>> Begin

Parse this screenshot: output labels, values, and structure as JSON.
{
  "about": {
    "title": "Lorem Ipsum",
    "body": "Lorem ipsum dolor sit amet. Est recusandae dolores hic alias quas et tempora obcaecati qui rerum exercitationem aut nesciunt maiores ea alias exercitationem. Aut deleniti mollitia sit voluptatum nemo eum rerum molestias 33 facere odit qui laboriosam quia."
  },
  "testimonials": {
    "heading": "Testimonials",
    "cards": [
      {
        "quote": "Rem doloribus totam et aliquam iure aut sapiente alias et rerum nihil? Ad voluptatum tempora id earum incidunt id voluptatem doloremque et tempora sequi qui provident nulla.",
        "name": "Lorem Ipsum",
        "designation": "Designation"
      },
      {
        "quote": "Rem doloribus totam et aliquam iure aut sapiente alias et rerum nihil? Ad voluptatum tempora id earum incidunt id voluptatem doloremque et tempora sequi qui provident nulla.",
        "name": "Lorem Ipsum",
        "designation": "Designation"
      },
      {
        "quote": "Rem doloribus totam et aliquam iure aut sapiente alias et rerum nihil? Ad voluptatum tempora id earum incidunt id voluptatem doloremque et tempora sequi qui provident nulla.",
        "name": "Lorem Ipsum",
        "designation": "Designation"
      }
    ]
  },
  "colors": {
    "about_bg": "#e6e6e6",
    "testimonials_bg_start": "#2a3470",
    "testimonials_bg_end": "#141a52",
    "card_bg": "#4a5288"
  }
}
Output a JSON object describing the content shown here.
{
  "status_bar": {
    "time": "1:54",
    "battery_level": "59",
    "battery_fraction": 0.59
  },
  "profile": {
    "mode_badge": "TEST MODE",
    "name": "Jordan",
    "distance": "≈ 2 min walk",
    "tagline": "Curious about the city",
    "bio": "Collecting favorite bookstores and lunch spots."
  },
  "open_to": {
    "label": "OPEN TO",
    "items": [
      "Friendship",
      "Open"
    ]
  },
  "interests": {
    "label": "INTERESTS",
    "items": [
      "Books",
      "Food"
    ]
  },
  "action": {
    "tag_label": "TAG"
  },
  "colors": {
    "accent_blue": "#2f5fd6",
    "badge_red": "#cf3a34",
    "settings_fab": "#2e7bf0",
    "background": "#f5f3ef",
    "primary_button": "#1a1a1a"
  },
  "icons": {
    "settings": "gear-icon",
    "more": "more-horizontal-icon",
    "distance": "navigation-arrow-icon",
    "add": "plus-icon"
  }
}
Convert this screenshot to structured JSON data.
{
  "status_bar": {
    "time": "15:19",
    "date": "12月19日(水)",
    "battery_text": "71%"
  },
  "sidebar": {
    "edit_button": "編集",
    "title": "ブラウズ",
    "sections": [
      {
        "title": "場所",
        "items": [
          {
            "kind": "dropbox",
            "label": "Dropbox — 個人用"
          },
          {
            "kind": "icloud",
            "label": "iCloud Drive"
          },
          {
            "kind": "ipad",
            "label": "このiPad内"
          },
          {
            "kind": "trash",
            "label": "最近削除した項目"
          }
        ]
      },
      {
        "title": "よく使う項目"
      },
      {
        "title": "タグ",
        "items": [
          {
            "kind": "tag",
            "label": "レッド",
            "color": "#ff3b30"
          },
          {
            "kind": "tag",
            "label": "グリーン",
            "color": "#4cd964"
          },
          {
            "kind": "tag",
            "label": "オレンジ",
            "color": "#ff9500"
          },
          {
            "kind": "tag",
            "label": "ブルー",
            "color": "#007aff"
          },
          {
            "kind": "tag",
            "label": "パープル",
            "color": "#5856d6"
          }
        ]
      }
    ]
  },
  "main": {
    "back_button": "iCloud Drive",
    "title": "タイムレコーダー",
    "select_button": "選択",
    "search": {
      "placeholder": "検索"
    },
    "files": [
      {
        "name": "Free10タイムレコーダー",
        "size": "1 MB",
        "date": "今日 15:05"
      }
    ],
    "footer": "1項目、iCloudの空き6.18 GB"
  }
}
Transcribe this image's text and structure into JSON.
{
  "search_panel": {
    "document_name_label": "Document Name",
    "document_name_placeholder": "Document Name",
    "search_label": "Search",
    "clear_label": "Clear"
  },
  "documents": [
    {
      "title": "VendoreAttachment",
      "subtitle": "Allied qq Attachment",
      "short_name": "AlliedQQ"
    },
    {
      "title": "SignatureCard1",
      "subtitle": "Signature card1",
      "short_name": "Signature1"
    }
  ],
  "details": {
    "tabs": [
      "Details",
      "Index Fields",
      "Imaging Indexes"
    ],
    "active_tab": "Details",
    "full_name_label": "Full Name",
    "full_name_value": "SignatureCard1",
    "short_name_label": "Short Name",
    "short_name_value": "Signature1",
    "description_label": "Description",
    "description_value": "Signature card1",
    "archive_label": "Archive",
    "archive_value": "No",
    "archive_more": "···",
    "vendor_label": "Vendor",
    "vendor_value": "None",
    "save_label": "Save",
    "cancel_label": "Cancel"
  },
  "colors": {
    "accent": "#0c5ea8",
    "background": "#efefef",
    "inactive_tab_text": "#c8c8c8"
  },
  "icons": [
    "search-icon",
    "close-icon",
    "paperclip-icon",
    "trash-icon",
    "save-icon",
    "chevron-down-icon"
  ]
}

>> End

**Given instruction:** Return the material exactly as it stands.

**Solved problem:**
Parse this screenshot: output labels, values, and structure as JSON.
{
  "about": {
    "title": "Lorem Ipsum",
    "body": "Lorem ipsum dolor sit amet. Est recusandae dolores hic alias quas et tempora obcaecati qui rerum exercitationem aut nesciunt maiores ea alias exercitationem. Aut deleniti mollitia sit voluptatum nemo eum rerum molestias 33 facere odit qui laboriosam quia."
  },
  "testimonials": {
    "heading": "Testimonials",
    "cards": [
      {
        "quote": "Rem doloribus totam et aliquam iure aut sapiente alias et rerum nihil? Ad voluptatum tempora id earum incidunt id voluptatem doloremque et tempora sequi qui provident nulla.",
        "name": "Lorem Ipsum",
        "designation": "Designation"
      },
      {
        "quote": "Rem doloribus totam et aliquam iure aut sapiente alias et rerum nihil? Ad voluptatum tempora id earum incidunt id voluptatem doloremque et tempora sequi qui provident nulla.",
        "name": "Lorem Ipsum",
        "designation": "Designation"
      },
      {
        "quote": "Rem doloribus totam et aliquam iure aut sapiente alias et rerum nihil? Ad voluptatum tempora id earum incidunt id voluptatem doloremque et tempora sequi qui provident nulla.",
        "name": "Lorem Ipsum",
        "designation": "Designation"
      }
    ]
  },
  "colors": {
    "about_bg": "#e6e6e6",
    "testimonials_bg_start": "#2a3470",
    "testimonials_bg_end": "#141a52",
    "card_bg": "#4a5288"
  }
}
Output a JSON object describing the content shown here.
{
  "status_bar": {
    "time": "1:54",
    "battery_level": "59",
    "battery_fraction": 0.59
  },
  "profile": {
    "mode_badge": "TEST MODE",
    "name": "Jordan",
    "distance": "≈ 2 min walk",
    "tagline": "Curious about the city",
    "bio": "Collecting favorite bookstores and lunch spots."
  },
  "open_to": {
    "label": "OPEN TO",
    "items": [
      "Friendship",
      "Open"
    ]
  },
  "interests": {
    "label": "INTERESTS",
    "items": [
      "Books",
      "Food"
    ]
  },
  "action": {
    "tag_label": "TAG"
  },
  "colors": {
    "accent_blue": "#2f5fd6",
    "badge_red": "#cf3a34",
    "settings_fab": "#2e7bf0",
    "background": "#f5f3ef",
    "primary_button": "#1a1a1a"
  },
  "icons": {
    "settings": "gear-icon",
    "more": "more-horizontal-icon",
    "distance": "navigation-arrow-icon",
    "add": "plus-icon"
  }
}
Convert this screenshot to structured JSON data.
{
  "status_bar": {
    "time": "15:19",
    "date": "12月19日(水)",
    "battery_text": "71%"
  },
  "sidebar": {
    "edit_button": "編集",
    "title": "ブラウズ",
    "sections": [
      {
        "title": "場所",
        "items": [
          {
            "kind": "dropbox",
            "label": "Dropbox — 個人用"
          },
          {
            "kind": "icloud",
            "label": "iCloud Drive"
          },
          {
            "kind": "ipad",
            "label": "このiPad内"
          },
          {
            "kind": "trash",
            "label": "最近削除した項目"
          }
        ]
      },
      {
        "title": "よく使う項目"
      },
      {
        "title": "タグ",
        "items": [
          {
            "kind": "tag",
            "label": "レッド",
            "color": "#ff3b30"
          },
          {
            "kind": "tag",
            "label": "グリーン",
            "color": "#4cd964"
          },
          {
            "kind": "tag",
            "label": "オレンジ",
            "color": "#ff9500"
          },
          {
            "kind": "tag",
            "label": "ブルー",
            "color": "#007aff"
          },
          {
            "kind": "tag",
            "label": "パープル",
            "color": "#5856d6"
          }
        ]
      }
    ]
  },
  "main": {
    "back_button": "iCloud Drive",
    "title": "タイムレコーダー",
    "select_button": "選択",
    "search": {
      "placeholder": "検索"
    },
    "files": [
      {
        "name": "Free10タイムレコーダー",
        "size": "1 MB",
        "date": "今日 15:05"
      }
    ],
    "footer": "1項目、iCloudの空き6.18 GB"
  }
}
Transcribe this image's text and structure into JSON.
{
  "search_panel": {
    "document_name_label": "Document Name",
    "document_name_placeholder": "Document Name",
    "search_label": "Search",
    "clear_label": "Clear"
  },
  "documents": [
    {
      "title": "VendoreAttachment",
      "subtitle": "Allied qq Attachment",
      "short_name": "AlliedQQ"
    },
    {
      "title": "SignatureCard1",
      "subtitle": "Signature card1",
      "short_name": "Signature1"
    }
  ],
  "details": {
    "tabs": [
      "Details",
      "Index Fields",
      "Imaging Indexes"
    ],
    "active_tab": "Details",
    "full_name_label": "Full Name",
    "full_name_value": "SignatureCard1",
    "short_name_label": "Short Name",
    "short_name_value": "Signature1",
    "description_label": "Description",
    "description_value": "Signature card1",
    "archive_label": "Archive",
    "archive_value": "No",
    "archive_more": "···",
    "vendor_label": "Vendor",
    "vendor_value": "None",
    "save_label": "Save",
    "cancel_label": "Cancel"
  },
  "colors": {
    "accent": "#0c5ea8",
    "background": "#efefef",
    "inactive_tab_text": "#c8c8c8"
  },
  "icons": [
    "search-icon",
    "close-icon",
    "paperclip-icon",
    "trash-icon",
    "save-icon",
    "chevron-down-icon"
  ]
}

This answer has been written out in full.